Collection entries:
_ _ _

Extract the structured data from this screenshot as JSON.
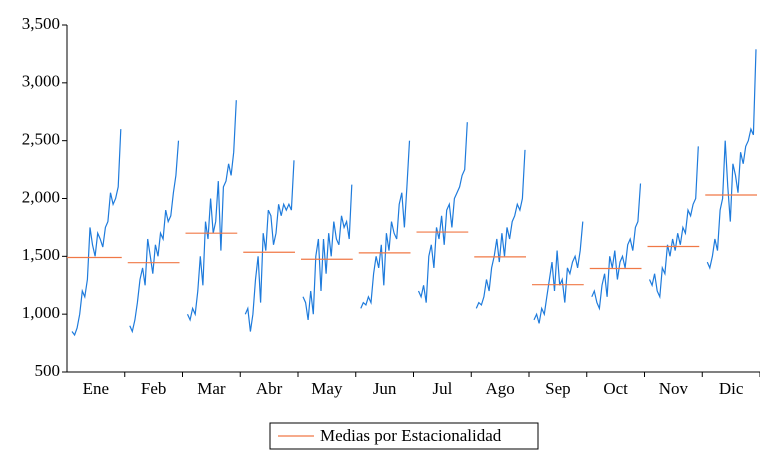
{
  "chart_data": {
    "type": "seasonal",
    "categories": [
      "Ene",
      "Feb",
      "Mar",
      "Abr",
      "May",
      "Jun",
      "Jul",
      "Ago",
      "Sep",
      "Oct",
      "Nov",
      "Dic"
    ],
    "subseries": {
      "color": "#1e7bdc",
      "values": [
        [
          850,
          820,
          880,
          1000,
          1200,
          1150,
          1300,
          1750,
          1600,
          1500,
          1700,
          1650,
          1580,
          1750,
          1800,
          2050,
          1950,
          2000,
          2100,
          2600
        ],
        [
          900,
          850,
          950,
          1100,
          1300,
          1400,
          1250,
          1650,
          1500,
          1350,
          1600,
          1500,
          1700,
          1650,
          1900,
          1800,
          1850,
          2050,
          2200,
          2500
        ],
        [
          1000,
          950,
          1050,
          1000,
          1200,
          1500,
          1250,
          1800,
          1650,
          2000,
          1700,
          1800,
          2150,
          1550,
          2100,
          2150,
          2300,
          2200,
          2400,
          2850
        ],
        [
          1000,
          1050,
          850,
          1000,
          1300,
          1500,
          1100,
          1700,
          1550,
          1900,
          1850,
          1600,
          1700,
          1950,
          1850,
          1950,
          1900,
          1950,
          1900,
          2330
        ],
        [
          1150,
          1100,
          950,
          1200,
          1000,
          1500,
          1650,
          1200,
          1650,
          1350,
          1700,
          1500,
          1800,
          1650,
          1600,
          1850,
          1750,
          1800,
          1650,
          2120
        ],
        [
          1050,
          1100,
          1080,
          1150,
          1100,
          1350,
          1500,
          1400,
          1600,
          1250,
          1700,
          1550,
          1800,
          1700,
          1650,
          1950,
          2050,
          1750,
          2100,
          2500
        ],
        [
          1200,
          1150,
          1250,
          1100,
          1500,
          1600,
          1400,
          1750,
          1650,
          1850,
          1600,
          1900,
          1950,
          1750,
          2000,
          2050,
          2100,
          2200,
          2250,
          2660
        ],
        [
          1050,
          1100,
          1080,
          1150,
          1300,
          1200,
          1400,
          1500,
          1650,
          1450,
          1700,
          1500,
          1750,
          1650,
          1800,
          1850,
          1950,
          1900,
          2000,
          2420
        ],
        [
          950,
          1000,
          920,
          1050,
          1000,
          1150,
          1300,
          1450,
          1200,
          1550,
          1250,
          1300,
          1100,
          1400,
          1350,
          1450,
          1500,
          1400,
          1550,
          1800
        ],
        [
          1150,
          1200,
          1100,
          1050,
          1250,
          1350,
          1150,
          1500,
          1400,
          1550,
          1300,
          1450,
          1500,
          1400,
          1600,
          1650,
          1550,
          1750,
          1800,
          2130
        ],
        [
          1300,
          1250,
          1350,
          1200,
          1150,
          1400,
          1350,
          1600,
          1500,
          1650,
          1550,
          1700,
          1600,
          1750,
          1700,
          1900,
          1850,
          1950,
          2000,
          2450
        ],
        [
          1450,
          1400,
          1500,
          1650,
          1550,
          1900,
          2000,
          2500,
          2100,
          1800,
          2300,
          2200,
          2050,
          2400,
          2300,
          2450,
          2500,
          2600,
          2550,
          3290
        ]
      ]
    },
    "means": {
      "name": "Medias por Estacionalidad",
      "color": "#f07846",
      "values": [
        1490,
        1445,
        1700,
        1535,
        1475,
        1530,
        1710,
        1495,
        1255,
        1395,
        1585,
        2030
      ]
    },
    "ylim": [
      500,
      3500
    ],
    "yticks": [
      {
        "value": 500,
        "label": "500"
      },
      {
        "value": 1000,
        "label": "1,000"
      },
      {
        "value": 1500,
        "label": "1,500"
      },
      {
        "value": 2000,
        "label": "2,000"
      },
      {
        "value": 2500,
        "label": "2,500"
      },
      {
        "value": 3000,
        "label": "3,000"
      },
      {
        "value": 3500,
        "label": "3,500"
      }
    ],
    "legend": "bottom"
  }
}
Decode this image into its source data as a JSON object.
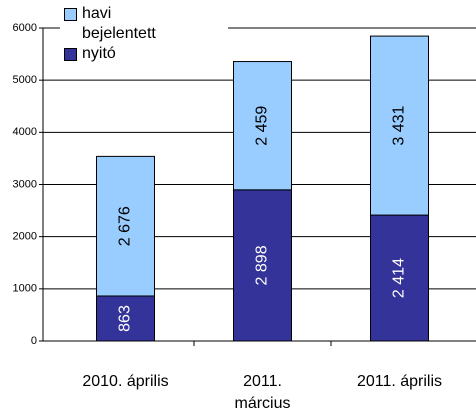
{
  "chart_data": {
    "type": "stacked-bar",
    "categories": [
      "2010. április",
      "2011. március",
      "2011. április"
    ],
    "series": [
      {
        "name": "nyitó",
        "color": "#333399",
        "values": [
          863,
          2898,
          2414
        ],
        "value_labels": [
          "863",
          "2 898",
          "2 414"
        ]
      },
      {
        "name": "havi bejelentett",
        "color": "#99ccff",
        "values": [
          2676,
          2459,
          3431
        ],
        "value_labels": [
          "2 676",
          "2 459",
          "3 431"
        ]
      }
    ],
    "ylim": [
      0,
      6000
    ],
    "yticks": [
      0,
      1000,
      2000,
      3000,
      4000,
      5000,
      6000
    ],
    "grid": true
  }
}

_ _ _

The request
Omit pictures; set down the rest of the material word for word.

The reply
Extract the structured data from this screenshot as JSON.
{
  "chart_data": {
    "type": "seasonal",
    "categories": [
      "Ene",
      "Feb",
      "Mar",
      "Abr",
      "May",
      "Jun",
      "Jul",
      "Ago",
      "Sep",
      "Oct",
      "Nov",
      "Dic"
    ],
    "subseries": {
      "color": "#1e7bdc",
      "values": [
        [
          850,
          820,
          880,
          1000,
          1200,
          1150,
          1300,
          1750,
          1600,
          1500,
          1700,
          1650,
          1580,
          1750,
          1800,
          2050,
          1950,
          2000,
          2100,
          2600
        ],
        [
          900,
          850,
          950,
          1100,
          1300,
          1400,
          1250,
          1650,
          1500,
          1350,
          1600,
          1500,
          1700,
          1650,
          1900,
          1800,
          1850,
          2050,
          2200,
          2500
        ],
        [
          1000,
          950,
          1050,
          1000,
          1200,
          1500,
          1250,
          1800,
          1650,
          2000,
          1700,
          1800,
          2150,
          1550,
          2100,
          2150,
          2300,
          2200,
          2400,
          2850
        ],
        [
          1000,
          1050,
          850,
          1000,
          1300,
          1500,
          1100,
          1700,
          1550,
          1900,
          1850,
          1600,
          1700,
          1950,
          1850,
          1950,
          1900,
          1950,
          1900,
          2330
        ],
        [
          1150,
          1100,
          950,
          1200,
          1000,
          1500,
          1650,
          1200,
          1650,
          1350,
          1700,
          1500,
          1800,
          1650,
          1600,
          1850,
          1750,
          1800,
          1650,
          2120
        ],
        [
          1050,
          1100,
          1080,
          1150,
          1100,
          1350,
          1500,
          1400,
          1600,
          1250,
          1700,
          1550,
          1800,
          1700,
          1650,
          1950,
          2050,
          1750,
          2100,
          2500
        ],
        [
          1200,
          1150,
          1250,
          1100,
          1500,
          1600,
          1400,
          1750,
          1650,
          1850,
          1600,
          1900,
          1950,
          1750,
          2000,
          2050,
          2100,
          2200,
          2250,
          2660
        ],
        [
          1050,
          1100,
          1080,
          1150,
          1300,
          1200,
          1400,
          1500,
          1650,
          1450,
          1700,
          1500,
          1750,
          1650,
          1800,
          1850,
          1950,
          1900,
          2000,
          2420
        ],
        [
          950,
          1000,
          920,
          1050,
          1000,
          1150,
          1300,
          1450,
          1200,
          1550,
          1250,
          1300,
          1100,
          1400,
          1350,
          1450,
          1500,
          1400,
          1550,
          1800
        ],
        [
          1150,
          1200,
          1100,
          1050,
          1250,
          1350,
          1150,
          1500,
          1400,
          1550,
          1300,
          1450,
          1500,
          1400,
          1600,
          1650,
          1550,
          1750,
          1800,
          2130
        ],
        [
          1300,
          1250,
          1350,
          1200,
          1150,
          1400,
          1350,
          1600,
          1500,
          1650,
          1550,
          1700,
          1600,
          1750,
          1700,
          1900,
          1850,
          1950,
          2000,
          2450
        ],
        [
          1450,
          1400,
          1500,
          1650,
          1550,
          1900,
          2000,
          2500,
          2100,
          1800,
          2300,
          2200,
          2050,
          2400,
          2300,
          2450,
          2500,
          2600,
          2550,
          3290
        ]
      ]
    },
    "means": {
      "name": "Medias por Estacionalidad",
      "color": "#f07846",
      "values": [
        1490,
        1445,
        1700,
        1535,
        1475,
        1530,
        1710,
        1495,
        1255,
        1395,
        1585,
        2030
      ]
    },
    "ylim": [
      500,
      3500
    ],
    "yticks": [
      {
        "value": 500,
        "label": "500"
      },
      {
        "value": 1000,
        "label": "1,000"
      },
      {
        "value": 1500,
        "label": "1,500"
      },
      {
        "value": 2000,
        "label": "2,000"
      },
      {
        "value": 2500,
        "label": "2,500"
      },
      {
        "value": 3000,
        "label": "3,000"
      },
      {
        "value": 3500,
        "label": "3,500"
      }
    ],
    "legend": "bottom"
  }
}
Decode this image into its source data as a JSON object.
{
  "chart_data": {
    "type": "stacked-bar",
    "categories": [
      "2010. április",
      "2011. március",
      "2011. április"
    ],
    "series": [
      {
        "name": "nyitó",
        "color": "#333399",
        "values": [
          863,
          2898,
          2414
        ],
        "value_labels": [
          "863",
          "2 898",
          "2 414"
        ]
      },
      {
        "name": "havi bejelentett",
        "color": "#99ccff",
        "values": [
          2676,
          2459,
          3431
        ],
        "value_labels": [
          "2 676",
          "2 459",
          "3 431"
        ]
      }
    ],
    "ylim": [
      0,
      6000
    ],
    "yticks": [
      0,
      1000,
      2000,
      3000,
      4000,
      5000,
      6000
    ],
    "grid": true
  }
}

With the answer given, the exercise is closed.